* **Given entries**:
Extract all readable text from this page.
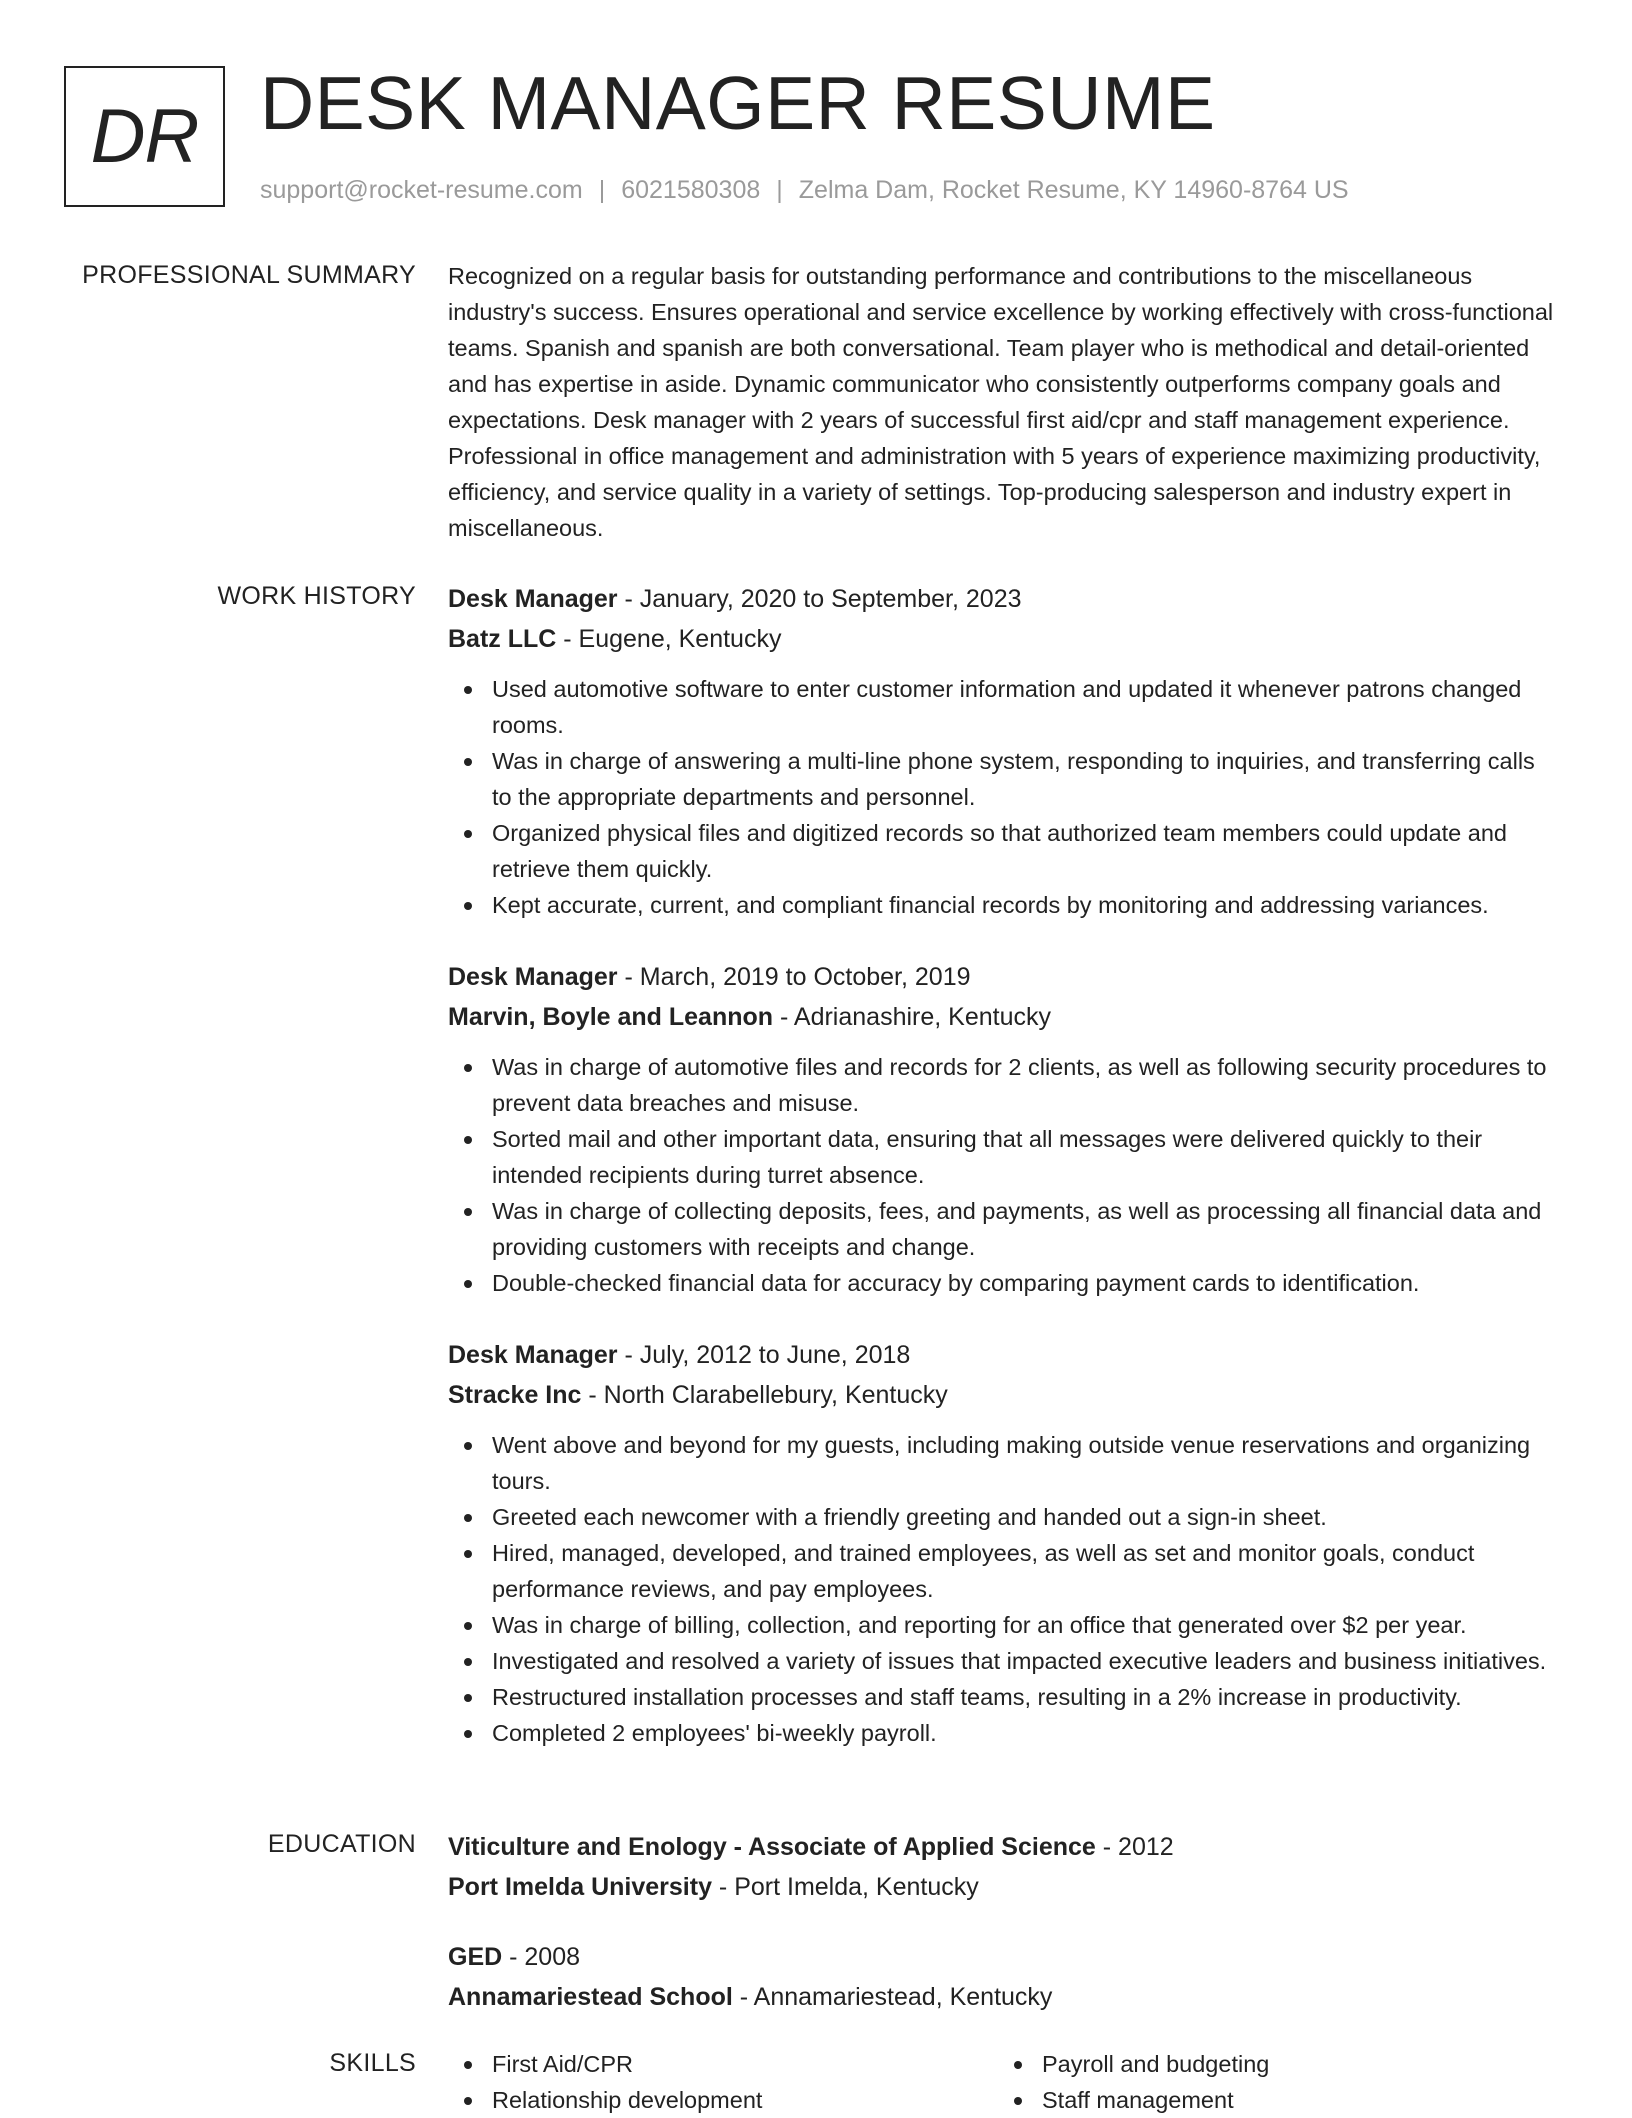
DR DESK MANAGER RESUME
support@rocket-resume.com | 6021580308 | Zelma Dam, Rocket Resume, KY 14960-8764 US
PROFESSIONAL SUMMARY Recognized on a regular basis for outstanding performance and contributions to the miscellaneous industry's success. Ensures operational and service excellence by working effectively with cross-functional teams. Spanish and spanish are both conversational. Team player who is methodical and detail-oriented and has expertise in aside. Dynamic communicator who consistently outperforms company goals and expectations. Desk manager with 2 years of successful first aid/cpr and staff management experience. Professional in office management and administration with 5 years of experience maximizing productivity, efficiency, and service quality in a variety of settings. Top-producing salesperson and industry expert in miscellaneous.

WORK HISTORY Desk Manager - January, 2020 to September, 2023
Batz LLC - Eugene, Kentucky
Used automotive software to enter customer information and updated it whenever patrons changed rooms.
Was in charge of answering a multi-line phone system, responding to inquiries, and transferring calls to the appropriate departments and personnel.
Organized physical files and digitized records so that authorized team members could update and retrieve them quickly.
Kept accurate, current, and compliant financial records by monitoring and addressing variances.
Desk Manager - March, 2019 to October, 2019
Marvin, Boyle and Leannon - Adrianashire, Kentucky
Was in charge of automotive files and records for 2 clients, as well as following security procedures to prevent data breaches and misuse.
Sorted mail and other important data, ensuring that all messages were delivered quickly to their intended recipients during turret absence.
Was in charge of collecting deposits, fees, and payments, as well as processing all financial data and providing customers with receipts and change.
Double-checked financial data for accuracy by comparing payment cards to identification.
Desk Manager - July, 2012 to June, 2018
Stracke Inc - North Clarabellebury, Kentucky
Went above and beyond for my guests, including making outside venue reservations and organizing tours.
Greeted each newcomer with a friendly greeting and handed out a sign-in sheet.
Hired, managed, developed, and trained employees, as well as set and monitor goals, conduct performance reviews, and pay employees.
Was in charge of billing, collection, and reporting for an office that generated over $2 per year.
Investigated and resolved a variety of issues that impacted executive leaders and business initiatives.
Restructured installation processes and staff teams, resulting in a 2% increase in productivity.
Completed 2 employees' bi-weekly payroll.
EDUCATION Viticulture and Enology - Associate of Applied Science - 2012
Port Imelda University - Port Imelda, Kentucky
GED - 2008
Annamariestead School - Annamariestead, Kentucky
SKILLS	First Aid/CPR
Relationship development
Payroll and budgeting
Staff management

* **Exercise aim**:
Transcribe the complete set of entries verbatim. No pictures belong in the copy.

* **Exercise response**:
Extract all readable text from this page.
DR DESK MANAGER RESUME
support@rocket-resume.com | 6021580308 | Zelma Dam, Rocket Resume, KY 14960-8764 US
PROFESSIONAL SUMMARY Recognized on a regular basis for outstanding performance and contributions to the miscellaneous industry's success. Ensures operational and service excellence by working effectively with cross-functional teams. Spanish and spanish are both conversational. Team player who is methodical and detail-oriented and has expertise in aside. Dynamic communicator who consistently outperforms company goals and expectations. Desk manager with 2 years of successful first aid/cpr and staff management experience. Professional in office management and administration with 5 years of experience maximizing productivity, efficiency, and service quality in a variety of settings. Top-producing salesperson and industry expert in miscellaneous.

WORK HISTORY Desk Manager - January, 2020 to September, 2023
Batz LLC - Eugene, Kentucky
Used automotive software to enter customer information and updated it whenever patrons changed rooms.
Was in charge of answering a multi-line phone system, responding to inquiries, and transferring calls to the appropriate departments and personnel.
Organized physical files and digitized records so that authorized team members could update and retrieve them quickly.
Kept accurate, current, and compliant financial records by monitoring and addressing variances.
Desk Manager - March, 2019 to October, 2019
Marvin, Boyle and Leannon - Adrianashire, Kentucky
Was in charge of automotive files and records for 2 clients, as well as following security procedures to prevent data breaches and misuse.
Sorted mail and other important data, ensuring that all messages were delivered quickly to their intended recipients during turret absence.
Was in charge of collecting deposits, fees, and payments, as well as processing all financial data and providing customers with receipts and change.
Double-checked financial data for accuracy by comparing payment cards to identification.
Desk Manager - July, 2012 to June, 2018
Stracke Inc - North Clarabellebury, Kentucky
Went above and beyond for my guests, including making outside venue reservations and organizing tours.
Greeted each newcomer with a friendly greeting and handed out a sign-in sheet.
Hired, managed, developed, and trained employees, as well as set and monitor goals, conduct performance reviews, and pay employees.
Was in charge of billing, collection, and reporting for an office that generated over $2 per year.
Investigated and resolved a variety of issues that impacted executive leaders and business initiatives.
Restructured installation processes and staff teams, resulting in a 2% increase in productivity.
Completed 2 employees' bi-weekly payroll.
EDUCATION Viticulture and Enology - Associate of Applied Science - 2012
Port Imelda University - Port Imelda, Kentucky
GED - 2008
Annamariestead School - Annamariestead, Kentucky
SKILLS	First Aid/CPR
Relationship development
Payroll and budgeting
Staff management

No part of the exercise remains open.